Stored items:
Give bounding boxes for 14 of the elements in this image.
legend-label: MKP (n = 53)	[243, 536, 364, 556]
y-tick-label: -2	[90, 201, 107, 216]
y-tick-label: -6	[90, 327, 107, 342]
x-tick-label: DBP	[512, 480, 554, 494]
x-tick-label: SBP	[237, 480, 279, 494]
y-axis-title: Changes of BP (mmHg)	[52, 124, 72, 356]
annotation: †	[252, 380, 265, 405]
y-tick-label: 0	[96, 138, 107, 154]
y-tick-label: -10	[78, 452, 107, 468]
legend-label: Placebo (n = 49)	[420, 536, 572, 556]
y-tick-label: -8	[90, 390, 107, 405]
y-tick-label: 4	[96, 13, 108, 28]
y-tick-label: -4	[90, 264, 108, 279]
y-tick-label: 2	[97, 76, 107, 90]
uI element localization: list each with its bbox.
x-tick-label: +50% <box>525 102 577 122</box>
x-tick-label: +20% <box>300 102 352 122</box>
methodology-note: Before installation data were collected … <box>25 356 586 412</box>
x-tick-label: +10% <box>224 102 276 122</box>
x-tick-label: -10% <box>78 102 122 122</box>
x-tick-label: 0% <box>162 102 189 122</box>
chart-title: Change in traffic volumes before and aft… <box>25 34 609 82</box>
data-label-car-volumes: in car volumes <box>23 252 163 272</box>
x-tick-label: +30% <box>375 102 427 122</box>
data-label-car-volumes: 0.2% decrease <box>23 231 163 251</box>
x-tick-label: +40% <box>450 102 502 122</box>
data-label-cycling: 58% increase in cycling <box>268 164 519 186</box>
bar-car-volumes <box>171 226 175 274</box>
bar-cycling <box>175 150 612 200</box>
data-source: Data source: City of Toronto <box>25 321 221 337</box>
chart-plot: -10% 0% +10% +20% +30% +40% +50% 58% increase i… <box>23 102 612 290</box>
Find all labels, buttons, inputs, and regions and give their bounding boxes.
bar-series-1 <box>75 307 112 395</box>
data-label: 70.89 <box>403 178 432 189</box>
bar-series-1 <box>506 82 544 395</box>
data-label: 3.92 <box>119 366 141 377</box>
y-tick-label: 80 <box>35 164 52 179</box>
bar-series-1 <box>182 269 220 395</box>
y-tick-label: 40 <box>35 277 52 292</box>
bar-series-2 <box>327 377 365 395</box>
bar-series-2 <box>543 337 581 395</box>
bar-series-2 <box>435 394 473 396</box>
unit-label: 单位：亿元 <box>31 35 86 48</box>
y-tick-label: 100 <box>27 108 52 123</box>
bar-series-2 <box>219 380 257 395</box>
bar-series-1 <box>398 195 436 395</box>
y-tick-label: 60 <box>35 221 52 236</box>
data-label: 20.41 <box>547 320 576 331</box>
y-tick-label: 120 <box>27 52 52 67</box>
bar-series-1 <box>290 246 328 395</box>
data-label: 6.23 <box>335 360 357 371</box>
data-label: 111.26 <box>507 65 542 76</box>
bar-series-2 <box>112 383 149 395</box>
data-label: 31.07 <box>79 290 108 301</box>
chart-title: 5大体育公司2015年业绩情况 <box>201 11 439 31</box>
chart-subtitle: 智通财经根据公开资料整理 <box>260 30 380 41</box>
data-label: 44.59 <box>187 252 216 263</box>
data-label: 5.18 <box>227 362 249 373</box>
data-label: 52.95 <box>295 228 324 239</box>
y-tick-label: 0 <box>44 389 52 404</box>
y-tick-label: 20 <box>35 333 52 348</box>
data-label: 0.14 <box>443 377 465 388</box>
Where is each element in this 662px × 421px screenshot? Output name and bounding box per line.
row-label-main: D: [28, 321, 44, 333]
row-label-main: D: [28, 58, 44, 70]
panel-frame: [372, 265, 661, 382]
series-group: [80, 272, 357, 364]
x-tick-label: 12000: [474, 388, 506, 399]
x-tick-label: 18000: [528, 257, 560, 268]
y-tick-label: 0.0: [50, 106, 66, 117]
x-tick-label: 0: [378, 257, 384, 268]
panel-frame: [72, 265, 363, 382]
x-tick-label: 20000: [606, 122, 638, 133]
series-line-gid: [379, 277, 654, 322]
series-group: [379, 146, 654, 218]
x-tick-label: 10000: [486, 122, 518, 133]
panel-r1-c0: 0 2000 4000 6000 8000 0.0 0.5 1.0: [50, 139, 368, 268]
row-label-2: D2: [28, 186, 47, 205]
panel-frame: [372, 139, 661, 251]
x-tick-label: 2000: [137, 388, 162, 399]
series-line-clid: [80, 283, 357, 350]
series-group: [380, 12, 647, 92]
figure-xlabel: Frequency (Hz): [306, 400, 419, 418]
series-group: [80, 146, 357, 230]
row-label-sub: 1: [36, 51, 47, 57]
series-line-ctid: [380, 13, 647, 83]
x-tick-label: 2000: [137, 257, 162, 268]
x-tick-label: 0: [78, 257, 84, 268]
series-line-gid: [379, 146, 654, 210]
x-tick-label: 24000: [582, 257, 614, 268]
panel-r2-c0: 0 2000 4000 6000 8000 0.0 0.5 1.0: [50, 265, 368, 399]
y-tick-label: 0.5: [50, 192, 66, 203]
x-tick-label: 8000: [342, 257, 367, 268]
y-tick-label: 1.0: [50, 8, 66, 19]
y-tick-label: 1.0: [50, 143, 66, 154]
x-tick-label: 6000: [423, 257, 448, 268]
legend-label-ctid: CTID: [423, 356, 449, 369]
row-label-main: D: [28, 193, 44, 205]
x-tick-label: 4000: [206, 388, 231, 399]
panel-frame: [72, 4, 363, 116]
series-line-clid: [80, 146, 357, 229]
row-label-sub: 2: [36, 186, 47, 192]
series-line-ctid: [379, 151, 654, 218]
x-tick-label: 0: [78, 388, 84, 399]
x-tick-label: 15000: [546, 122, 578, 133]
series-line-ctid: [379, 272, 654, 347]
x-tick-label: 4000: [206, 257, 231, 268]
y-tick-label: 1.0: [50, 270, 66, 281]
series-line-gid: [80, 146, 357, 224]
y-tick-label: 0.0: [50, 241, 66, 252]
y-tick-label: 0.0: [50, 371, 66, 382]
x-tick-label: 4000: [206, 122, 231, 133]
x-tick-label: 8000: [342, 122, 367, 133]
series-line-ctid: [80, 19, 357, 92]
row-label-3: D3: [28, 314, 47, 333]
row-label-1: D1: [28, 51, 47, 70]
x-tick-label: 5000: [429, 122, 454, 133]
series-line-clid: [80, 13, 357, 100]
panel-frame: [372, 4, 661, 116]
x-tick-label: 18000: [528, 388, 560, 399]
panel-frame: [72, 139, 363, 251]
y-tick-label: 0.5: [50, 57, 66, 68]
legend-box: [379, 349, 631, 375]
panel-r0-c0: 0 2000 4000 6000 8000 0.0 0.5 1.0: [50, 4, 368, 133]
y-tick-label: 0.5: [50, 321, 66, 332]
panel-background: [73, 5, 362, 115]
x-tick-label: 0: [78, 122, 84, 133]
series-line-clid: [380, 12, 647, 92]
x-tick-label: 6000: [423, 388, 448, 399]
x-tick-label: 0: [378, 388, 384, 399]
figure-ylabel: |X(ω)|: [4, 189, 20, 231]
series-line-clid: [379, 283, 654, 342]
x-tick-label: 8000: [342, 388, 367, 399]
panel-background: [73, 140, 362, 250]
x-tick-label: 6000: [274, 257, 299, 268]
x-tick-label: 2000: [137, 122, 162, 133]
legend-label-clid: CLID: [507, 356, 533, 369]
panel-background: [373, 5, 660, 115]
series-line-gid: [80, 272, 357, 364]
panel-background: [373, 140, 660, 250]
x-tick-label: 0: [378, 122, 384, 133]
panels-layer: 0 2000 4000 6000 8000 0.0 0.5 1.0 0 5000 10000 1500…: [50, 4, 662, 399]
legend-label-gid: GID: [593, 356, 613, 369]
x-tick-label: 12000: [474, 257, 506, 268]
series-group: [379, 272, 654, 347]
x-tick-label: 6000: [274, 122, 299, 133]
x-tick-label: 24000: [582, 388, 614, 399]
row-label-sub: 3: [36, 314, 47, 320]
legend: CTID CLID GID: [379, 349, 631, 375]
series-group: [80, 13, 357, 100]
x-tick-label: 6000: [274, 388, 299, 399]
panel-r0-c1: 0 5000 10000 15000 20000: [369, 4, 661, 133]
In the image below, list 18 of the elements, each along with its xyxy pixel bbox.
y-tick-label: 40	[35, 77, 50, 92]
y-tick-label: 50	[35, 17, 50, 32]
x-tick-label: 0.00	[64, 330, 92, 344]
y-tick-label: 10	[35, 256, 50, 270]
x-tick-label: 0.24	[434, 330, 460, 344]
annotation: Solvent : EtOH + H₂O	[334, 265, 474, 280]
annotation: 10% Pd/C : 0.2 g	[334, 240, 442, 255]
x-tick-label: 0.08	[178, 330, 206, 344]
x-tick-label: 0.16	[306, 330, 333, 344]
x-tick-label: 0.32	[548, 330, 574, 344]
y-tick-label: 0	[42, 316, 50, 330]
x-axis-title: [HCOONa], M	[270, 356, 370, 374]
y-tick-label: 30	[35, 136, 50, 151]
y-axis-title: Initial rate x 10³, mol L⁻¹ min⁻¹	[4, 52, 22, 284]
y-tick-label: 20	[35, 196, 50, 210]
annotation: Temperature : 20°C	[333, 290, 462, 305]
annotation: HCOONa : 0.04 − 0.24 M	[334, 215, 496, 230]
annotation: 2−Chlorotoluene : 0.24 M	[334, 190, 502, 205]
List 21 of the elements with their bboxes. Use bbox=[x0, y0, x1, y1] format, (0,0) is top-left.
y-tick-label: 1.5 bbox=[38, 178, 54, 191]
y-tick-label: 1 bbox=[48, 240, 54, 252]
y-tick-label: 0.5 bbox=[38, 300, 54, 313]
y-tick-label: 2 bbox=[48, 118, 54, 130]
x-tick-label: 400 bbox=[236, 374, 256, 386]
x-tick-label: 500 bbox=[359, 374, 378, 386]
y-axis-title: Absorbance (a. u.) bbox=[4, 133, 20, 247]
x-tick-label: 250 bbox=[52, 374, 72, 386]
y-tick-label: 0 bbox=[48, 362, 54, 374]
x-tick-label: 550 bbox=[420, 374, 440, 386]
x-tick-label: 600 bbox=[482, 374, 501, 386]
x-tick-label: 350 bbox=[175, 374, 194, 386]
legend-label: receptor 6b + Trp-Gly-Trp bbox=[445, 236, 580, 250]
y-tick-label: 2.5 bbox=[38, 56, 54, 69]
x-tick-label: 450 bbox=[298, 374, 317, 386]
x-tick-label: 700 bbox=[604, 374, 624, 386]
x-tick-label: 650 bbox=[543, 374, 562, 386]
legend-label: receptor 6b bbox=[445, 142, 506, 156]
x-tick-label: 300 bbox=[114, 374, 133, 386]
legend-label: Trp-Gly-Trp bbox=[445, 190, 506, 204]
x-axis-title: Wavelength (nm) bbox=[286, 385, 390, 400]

**REQUIREMENT:** Please retype the rows above without any changes, starting at the first row and ending at the row that contains "bar-cycling <box>175 150 612 200</box>".

**SOLUTION FOR THIS TASK:**
Give bounding boxes for 14 of the elements in this image.
legend-label: MKP (n = 53)	[243, 536, 364, 556]
y-tick-label: -2	[90, 201, 107, 216]
y-tick-label: -6	[90, 327, 107, 342]
x-tick-label: DBP	[512, 480, 554, 494]
x-tick-label: SBP	[237, 480, 279, 494]
y-axis-title: Changes of BP (mmHg)	[52, 124, 72, 356]
annotation: †	[252, 380, 265, 405]
y-tick-label: 0	[96, 138, 107, 154]
y-tick-label: -10	[78, 452, 107, 468]
legend-label: Placebo (n = 49)	[420, 536, 572, 556]
y-tick-label: -8	[90, 390, 107, 405]
y-tick-label: 4	[96, 13, 108, 28]
y-tick-label: -4	[90, 264, 108, 279]
y-tick-label: 2	[97, 76, 107, 90]
uI element localization: list each with its bbox.
x-tick-label: +50% <box>525 102 577 122</box>
x-tick-label: +20% <box>300 102 352 122</box>
methodology-note: Before installation data were collected … <box>25 356 586 412</box>
x-tick-label: +10% <box>224 102 276 122</box>
x-tick-label: -10% <box>78 102 122 122</box>
x-tick-label: 0% <box>162 102 189 122</box>
chart-title: Change in traffic volumes before and aft… <box>25 34 609 82</box>
data-label-car-volumes: in car volumes <box>23 252 163 272</box>
x-tick-label: +30% <box>375 102 427 122</box>
data-label-car-volumes: 0.2% decrease <box>23 231 163 251</box>
x-tick-label: +40% <box>450 102 502 122</box>
data-label-cycling: 58% increase in cycling <box>268 164 519 186</box>
bar-car-volumes <box>171 226 175 274</box>
bar-cycling <box>175 150 612 200</box>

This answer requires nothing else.